(Source rows)
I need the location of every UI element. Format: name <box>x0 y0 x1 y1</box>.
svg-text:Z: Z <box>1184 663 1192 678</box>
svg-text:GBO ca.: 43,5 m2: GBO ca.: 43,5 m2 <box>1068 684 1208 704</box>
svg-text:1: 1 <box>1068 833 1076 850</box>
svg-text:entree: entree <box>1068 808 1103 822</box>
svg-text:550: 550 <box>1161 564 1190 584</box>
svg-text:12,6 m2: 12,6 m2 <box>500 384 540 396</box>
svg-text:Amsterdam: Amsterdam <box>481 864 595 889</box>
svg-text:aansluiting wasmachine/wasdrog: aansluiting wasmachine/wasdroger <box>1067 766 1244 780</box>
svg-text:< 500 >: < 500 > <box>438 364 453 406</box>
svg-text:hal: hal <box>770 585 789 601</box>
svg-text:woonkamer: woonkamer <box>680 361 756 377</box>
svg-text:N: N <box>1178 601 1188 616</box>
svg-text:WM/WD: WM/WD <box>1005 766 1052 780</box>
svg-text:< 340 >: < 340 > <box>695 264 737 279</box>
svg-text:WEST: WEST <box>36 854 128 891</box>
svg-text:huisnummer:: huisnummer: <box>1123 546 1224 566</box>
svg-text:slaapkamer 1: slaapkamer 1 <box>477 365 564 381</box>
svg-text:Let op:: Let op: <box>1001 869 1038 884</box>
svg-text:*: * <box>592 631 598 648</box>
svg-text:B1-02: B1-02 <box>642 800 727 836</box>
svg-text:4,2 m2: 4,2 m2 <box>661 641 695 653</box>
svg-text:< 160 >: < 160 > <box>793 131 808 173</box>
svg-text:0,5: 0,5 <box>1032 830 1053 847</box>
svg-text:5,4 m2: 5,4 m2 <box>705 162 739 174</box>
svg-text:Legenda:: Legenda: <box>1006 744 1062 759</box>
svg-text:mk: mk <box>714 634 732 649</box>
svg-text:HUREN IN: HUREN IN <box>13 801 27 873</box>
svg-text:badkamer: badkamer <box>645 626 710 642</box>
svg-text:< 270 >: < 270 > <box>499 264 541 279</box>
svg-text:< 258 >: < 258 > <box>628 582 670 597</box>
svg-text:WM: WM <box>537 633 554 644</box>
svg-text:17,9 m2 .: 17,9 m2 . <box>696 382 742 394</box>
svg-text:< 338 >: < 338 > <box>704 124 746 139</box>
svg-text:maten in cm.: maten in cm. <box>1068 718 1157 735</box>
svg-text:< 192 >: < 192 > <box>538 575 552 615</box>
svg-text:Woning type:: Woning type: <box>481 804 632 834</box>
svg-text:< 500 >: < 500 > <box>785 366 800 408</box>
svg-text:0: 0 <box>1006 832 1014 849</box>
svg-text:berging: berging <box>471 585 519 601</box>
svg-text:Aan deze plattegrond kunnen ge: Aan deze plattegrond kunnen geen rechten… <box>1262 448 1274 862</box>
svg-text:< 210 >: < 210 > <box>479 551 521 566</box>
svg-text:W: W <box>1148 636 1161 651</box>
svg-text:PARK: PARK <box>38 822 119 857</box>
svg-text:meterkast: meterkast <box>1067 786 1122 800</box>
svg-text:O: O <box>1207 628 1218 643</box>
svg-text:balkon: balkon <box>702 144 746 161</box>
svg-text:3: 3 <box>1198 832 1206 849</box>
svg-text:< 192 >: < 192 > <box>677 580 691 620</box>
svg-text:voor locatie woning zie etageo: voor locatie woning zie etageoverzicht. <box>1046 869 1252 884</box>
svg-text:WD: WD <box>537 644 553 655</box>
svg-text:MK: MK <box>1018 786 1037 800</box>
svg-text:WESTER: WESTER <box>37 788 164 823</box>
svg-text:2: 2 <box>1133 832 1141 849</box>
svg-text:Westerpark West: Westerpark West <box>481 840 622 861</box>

**THE REQUEST**. Reproduce every row above word for word, with each line unchanged and in the same order.

**ANSWER FOR THIS EXERCISE**.
I need the location of every UI element. Format: name <box>x0 y0 x1 y1</box>.
svg-text:Z: Z <box>1184 663 1192 678</box>
svg-text:GBO ca.: 43,5 m2: GBO ca.: 43,5 m2 <box>1068 684 1208 704</box>
svg-text:1: 1 <box>1068 833 1076 850</box>
svg-text:entree: entree <box>1068 808 1103 822</box>
svg-text:550: 550 <box>1161 564 1190 584</box>
svg-text:12,6 m2: 12,6 m2 <box>500 384 540 396</box>
svg-text:Amsterdam: Amsterdam <box>481 864 595 889</box>
svg-text:aansluiting wasmachine/wasdrog: aansluiting wasmachine/wasdroger <box>1067 766 1244 780</box>
svg-text:< 500 >: < 500 > <box>438 364 453 406</box>
svg-text:hal: hal <box>770 585 789 601</box>
svg-text:woonkamer: woonkamer <box>680 361 756 377</box>
svg-text:N: N <box>1178 601 1188 616</box>
svg-text:WM/WD: WM/WD <box>1005 766 1052 780</box>
svg-text:< 340 >: < 340 > <box>695 264 737 279</box>
svg-text:WEST: WEST <box>36 854 128 891</box>
svg-text:huisnummer:: huisnummer: <box>1123 546 1224 566</box>
svg-text:slaapkamer 1: slaapkamer 1 <box>477 365 564 381</box>
svg-text:Let op:: Let op: <box>1001 869 1038 884</box>
svg-text:*: * <box>592 631 598 648</box>
svg-text:B1-02: B1-02 <box>642 800 727 836</box>
svg-text:4,2 m2: 4,2 m2 <box>661 641 695 653</box>
svg-text:< 160 >: < 160 > <box>793 131 808 173</box>
svg-text:0,5: 0,5 <box>1032 830 1053 847</box>
svg-text:5,4 m2: 5,4 m2 <box>705 162 739 174</box>
svg-text:Legenda:: Legenda: <box>1006 744 1062 759</box>
svg-text:mk: mk <box>714 634 732 649</box>
svg-text:HUREN IN: HUREN IN <box>13 801 27 873</box>
svg-text:badkamer: badkamer <box>645 626 710 642</box>
svg-text:< 270 >: < 270 > <box>499 264 541 279</box>
svg-text:< 258 >: < 258 > <box>628 582 670 597</box>
svg-text:WM: WM <box>537 633 554 644</box>
svg-text:17,9 m2 .: 17,9 m2 . <box>696 382 742 394</box>
svg-text:< 338 >: < 338 > <box>704 124 746 139</box>
svg-text:maten in cm.: maten in cm. <box>1068 718 1157 735</box>
svg-text:< 192 >: < 192 > <box>538 575 552 615</box>
svg-text:Woning type:: Woning type: <box>481 804 632 834</box>
svg-text:< 500 >: < 500 > <box>785 366 800 408</box>
svg-text:0: 0 <box>1006 832 1014 849</box>
svg-text:berging: berging <box>471 585 519 601</box>
svg-text:Aan deze plattegrond kunnen ge: Aan deze plattegrond kunnen geen rechten… <box>1262 448 1274 862</box>
svg-text:< 210 >: < 210 > <box>479 551 521 566</box>
svg-text:W: W <box>1148 636 1161 651</box>
svg-text:PARK: PARK <box>38 822 119 857</box>
svg-text:meterkast: meterkast <box>1067 786 1122 800</box>
svg-text:O: O <box>1207 628 1218 643</box>
svg-text:balkon: balkon <box>702 144 746 161</box>
svg-text:3: 3 <box>1198 832 1206 849</box>
svg-text:< 192 >: < 192 > <box>677 580 691 620</box>
svg-text:voor locatie woning zie etageo: voor locatie woning zie etageoverzicht. <box>1046 869 1252 884</box>
svg-text:WD: WD <box>537 644 553 655</box>
svg-text:MK: MK <box>1018 786 1037 800</box>
svg-text:WESTER: WESTER <box>37 788 164 823</box>
svg-text:2: 2 <box>1133 832 1141 849</box>
svg-text:Westerpark West: Westerpark West <box>481 840 622 861</box>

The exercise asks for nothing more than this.